* _Aim of the task_:
Search the data for the word "两件大事". Reproduce every line where it is found.

* _Data provided_:
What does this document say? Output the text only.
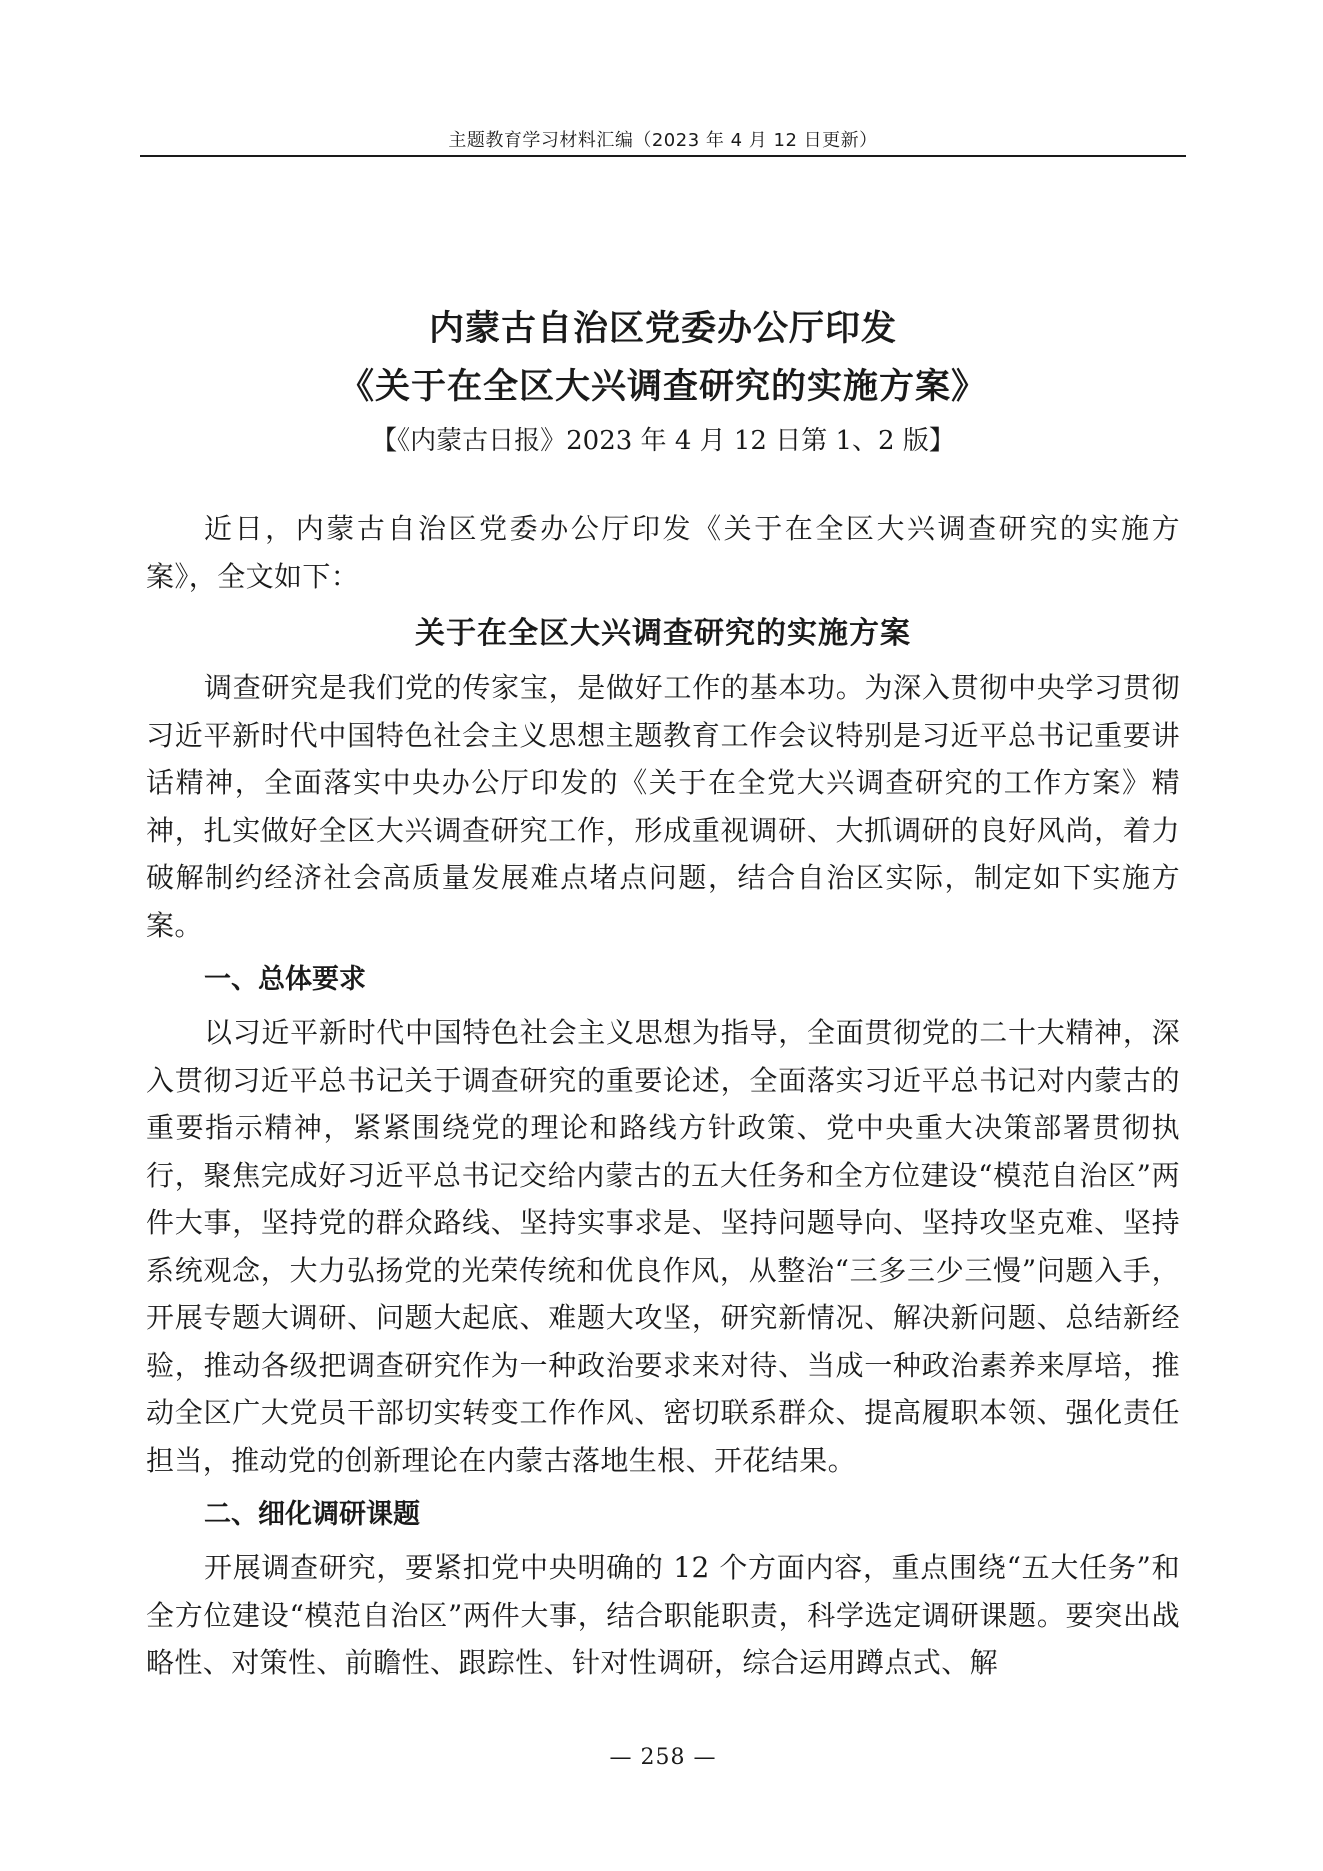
主题教育学习材料汇编（2023 年 4 月 12 日更新）
内蒙古自治区党委办公厅印发
《关于在全区大兴调查研究的实施方案》
【《内蒙古日报》2023 年 4 月 12 日第 1、2 版】

近日，内蒙古自治区党委办公厅印发《关于在全区大兴调查研究的实施方案》，全文如下：

关于在全区大兴调查研究的实施方案

调查研究是我们党的传家宝，是做好工作的基本功。为深入贯彻中央学习贯彻习近平新时代中国特色社会主义思想主题教育工作会议特别是习近平总书记重要讲话精神，全面落实中央办公厅印发的《关于在全党大兴调查研究的工作方案》精神，扎实做好全区大兴调查研究工作，形成重视调研、大抓调研的良好风尚，着力破解制约经济社会高质量发展难点堵点问题，结合自治区实际，制定如下实施方案。

一、总体要求

以习近平新时代中国特色社会主义思想为指导，全面贯彻党的二十大精神，深入贯彻习近平总书记关于调查研究的重要论述，全面落实习近平总书记对内蒙古的重要指示精神，紧紧围绕党的理论和路线方针政策、党中央重大决策部署贯彻执行，聚焦完成好习近平总书记交给内蒙古的五大任务和全方位建设“模范自治区”两件大事，坚持党的群众路线、坚持实事求是、坚持问题导向、坚持攻坚克难、坚持系统观念，大力弘扬党的光荣传统和优良作风，从整治“三多三少三慢”问题入手，开展专题大调研、问题大起底、难题大攻坚，研究新情况、解决新问题、总结新经验，推动各级把调查研究作为一种政治要求来对待、当成一种政治素养来厚培，推动全区广大党员干部切实转变工作作风、密切联系群众、提高履职本领、强化责任担当，推动党的创新理论在内蒙古落地生根、开花结果。

二、细化调研课题

开展调查研究，要紧扣党中央明确的 12 个方面内容，重点围绕“五大任务”和全方位建设“模范自治区”两件大事，结合职能职责，科学选定调研课题。要突出战略性、对策性、前瞻性、跟踪性、针对性调研，综合运用蹲点式、解

— 258 —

* _Expected output_:
以习近平新时代中国特色社会主义思想为指导，全面贯彻党的二十大精神，深入贯彻习近平总书记关于调查研究的重要论述，全面落实习近平总书记对内蒙古的重要指示精神，紧紧围绕党的理论和路线方针政策、党中央重大决策部署贯彻执行，聚焦完成好习近平总书记交给内蒙古的五大任务和全方位建设“模范自治区”两件大事，坚持党的群众路线、坚持实事求是、坚持问题导向、坚持攻坚克难、坚持系统观念，大力弘扬党的光荣传统和优良作风，从整治“三多三少三慢”问题入手，开展专题大调研、问题大起底、难题大攻坚，研究新情况、解决新问题、总结新经验，推动各级把调查研究作为一种政治要求来对待、当成一种政治素养来厚培，推动全区广大党员干部切实转变工作作风、密切联系群众、提高履职本领、强化责任担当，推动党的创新理论在内蒙古落地生根、开花结果。
开展调查研究，要紧扣党中央明确的 12 个方面内容，重点围绕“五大任务”和全方位建设“模范自治区”两件大事，结合职能职责，科学选定调研课题。要突出战略性、对策性、前瞻性、跟踪性、针对性调研，综合运用蹲点式、解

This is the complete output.